• REQUIREMENTS
Copy every line of the data in which the word "hisoblash" occurs.

• Data listing
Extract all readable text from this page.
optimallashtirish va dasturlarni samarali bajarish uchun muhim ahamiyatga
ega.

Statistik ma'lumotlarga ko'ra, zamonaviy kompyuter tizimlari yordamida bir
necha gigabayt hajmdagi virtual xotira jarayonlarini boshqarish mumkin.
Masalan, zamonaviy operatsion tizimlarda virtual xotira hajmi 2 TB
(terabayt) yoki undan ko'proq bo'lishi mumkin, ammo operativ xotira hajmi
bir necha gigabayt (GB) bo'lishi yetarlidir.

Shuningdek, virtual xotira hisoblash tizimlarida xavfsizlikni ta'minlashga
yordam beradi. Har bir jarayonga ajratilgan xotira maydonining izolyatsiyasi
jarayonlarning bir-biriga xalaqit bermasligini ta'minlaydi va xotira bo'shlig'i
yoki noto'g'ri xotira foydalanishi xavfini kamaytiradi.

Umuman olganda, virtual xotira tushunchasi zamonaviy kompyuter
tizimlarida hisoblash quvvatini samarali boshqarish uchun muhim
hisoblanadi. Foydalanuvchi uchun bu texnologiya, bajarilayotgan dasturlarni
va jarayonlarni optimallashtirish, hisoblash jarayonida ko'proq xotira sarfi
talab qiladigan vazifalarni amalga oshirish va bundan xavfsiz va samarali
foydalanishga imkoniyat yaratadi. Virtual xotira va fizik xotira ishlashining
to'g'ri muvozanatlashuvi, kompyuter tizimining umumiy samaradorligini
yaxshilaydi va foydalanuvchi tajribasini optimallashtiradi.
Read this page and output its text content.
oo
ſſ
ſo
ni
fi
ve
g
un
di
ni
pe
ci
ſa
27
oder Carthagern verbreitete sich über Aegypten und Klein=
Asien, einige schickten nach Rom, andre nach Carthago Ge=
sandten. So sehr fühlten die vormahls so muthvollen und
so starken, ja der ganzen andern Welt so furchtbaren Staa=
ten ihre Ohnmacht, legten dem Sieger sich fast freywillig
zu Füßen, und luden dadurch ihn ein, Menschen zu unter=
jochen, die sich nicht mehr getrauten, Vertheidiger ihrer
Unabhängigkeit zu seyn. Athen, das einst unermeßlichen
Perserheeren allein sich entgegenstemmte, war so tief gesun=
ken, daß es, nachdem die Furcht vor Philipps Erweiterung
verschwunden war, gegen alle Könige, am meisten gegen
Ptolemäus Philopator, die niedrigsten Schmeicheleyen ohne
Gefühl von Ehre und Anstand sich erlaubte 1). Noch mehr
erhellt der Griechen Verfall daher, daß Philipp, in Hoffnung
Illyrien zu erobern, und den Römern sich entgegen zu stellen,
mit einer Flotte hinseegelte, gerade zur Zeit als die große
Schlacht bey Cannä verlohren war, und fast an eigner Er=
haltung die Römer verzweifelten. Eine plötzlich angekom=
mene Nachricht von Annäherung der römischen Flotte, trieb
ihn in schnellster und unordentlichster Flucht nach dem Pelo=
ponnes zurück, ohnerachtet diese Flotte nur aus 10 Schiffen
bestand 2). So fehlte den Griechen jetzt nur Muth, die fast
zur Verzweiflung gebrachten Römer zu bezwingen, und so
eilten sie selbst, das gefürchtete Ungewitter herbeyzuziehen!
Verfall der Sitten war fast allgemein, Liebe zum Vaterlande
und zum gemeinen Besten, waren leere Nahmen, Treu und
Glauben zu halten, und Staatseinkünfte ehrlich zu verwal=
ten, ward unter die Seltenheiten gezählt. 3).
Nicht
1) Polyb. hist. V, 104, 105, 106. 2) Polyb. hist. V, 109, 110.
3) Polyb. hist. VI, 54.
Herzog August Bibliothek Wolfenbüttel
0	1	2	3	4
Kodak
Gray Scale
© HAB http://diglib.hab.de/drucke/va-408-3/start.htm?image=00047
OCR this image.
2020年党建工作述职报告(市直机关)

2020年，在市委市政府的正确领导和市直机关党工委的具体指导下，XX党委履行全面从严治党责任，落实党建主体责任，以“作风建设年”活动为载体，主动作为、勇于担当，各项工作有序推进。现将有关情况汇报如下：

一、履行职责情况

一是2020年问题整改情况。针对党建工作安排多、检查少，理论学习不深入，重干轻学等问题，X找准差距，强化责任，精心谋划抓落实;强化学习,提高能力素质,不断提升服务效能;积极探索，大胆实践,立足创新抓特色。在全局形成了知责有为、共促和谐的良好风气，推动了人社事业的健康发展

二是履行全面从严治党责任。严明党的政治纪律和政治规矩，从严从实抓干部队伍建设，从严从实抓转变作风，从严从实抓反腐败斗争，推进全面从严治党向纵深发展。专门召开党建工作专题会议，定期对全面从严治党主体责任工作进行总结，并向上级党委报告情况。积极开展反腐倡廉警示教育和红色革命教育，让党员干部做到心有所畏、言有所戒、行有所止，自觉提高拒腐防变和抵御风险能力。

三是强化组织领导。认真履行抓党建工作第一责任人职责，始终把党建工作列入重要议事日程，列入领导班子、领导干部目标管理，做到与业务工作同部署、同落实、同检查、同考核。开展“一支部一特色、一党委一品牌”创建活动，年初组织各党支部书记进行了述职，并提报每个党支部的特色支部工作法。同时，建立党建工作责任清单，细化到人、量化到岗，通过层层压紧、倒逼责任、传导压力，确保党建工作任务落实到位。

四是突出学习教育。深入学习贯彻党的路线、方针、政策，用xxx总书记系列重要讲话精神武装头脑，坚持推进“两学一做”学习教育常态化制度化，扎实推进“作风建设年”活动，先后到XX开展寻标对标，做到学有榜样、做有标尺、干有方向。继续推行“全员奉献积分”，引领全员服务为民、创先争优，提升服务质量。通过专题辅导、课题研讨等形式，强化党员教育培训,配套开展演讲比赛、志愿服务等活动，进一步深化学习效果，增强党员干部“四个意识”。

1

• CORRECT ANSWER
Shuningdek, virtual xotira hisoblash tizimlarida xavfsizlikni ta'minlashga
tizimlarida hisoblash quvvatini samarali boshqarish uchun muhim
va jarayonlarni optimallashtirish, hisoblash jarayonida ko'proq xotira sarfi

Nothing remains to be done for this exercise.